◆ Requirements ◆
Could you copy the items between the lines holding "data-label-dette-2003: 74 —" and "x-tick-label: 2006 — [332, 456, 363, 470]", inclusive, substituting "x-axis-label" for "x-tick-label" and leaving everything else unchanged?

◆ Data records ◆
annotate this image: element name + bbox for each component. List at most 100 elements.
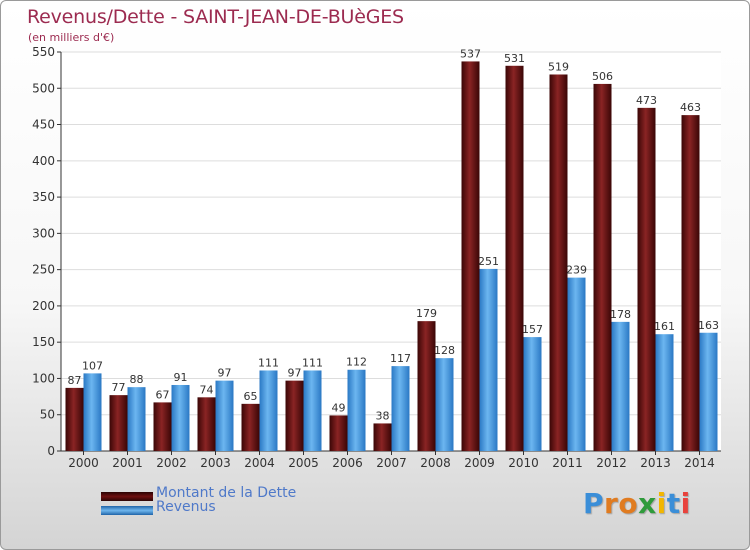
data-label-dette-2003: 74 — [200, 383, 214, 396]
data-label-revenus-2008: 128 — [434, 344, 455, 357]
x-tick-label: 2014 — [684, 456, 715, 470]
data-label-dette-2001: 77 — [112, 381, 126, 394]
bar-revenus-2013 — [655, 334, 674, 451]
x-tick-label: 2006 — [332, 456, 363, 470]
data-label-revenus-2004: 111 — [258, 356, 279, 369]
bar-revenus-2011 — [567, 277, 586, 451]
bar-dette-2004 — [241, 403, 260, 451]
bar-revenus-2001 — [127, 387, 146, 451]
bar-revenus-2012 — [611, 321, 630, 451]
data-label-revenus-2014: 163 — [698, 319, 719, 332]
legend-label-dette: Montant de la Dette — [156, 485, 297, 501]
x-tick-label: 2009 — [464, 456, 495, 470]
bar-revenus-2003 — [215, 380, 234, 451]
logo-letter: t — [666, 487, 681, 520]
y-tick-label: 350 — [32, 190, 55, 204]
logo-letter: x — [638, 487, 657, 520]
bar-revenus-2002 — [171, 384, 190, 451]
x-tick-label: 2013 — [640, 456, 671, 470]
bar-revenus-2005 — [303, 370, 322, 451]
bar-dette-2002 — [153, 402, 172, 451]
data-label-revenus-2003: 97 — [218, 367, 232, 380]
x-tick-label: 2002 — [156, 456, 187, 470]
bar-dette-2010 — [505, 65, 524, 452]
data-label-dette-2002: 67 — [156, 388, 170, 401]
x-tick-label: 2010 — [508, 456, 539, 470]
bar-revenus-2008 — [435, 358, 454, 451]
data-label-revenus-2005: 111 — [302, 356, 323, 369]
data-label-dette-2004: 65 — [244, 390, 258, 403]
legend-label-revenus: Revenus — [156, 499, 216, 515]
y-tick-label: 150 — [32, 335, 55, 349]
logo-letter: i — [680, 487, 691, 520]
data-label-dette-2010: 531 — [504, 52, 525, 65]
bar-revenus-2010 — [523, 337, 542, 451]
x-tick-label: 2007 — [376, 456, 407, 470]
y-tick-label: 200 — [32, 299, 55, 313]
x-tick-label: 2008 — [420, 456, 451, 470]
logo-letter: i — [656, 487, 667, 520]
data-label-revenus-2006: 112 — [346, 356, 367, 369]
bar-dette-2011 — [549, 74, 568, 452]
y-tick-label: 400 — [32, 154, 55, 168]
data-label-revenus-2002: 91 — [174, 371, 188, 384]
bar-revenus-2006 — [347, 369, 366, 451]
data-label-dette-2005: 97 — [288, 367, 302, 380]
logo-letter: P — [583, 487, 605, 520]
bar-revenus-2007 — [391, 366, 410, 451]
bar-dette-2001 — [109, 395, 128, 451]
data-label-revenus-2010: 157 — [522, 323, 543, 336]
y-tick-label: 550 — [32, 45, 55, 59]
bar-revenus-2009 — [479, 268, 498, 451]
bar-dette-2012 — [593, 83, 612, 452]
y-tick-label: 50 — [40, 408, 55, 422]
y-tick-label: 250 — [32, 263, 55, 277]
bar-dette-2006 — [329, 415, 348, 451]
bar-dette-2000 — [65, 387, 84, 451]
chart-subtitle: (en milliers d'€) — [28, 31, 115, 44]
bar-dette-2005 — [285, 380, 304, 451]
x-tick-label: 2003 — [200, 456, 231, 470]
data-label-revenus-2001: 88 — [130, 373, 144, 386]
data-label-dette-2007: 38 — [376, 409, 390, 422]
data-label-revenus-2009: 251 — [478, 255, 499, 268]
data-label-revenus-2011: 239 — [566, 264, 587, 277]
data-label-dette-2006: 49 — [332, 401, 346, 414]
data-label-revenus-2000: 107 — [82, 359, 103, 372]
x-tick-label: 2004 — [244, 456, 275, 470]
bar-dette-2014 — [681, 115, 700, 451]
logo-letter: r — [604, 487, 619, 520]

◆ Task solution ◆
data-label-dette-2003: 74 — [200, 383, 214, 396]
data-label-revenus-2008: 128 — [434, 344, 455, 357]
x-axis-label: 2014 — [684, 456, 715, 470]
data-label-dette-2001: 77 — [112, 381, 126, 394]
bar-revenus-2013 — [655, 334, 674, 451]
x-axis-label: 2006 — [332, 456, 363, 470]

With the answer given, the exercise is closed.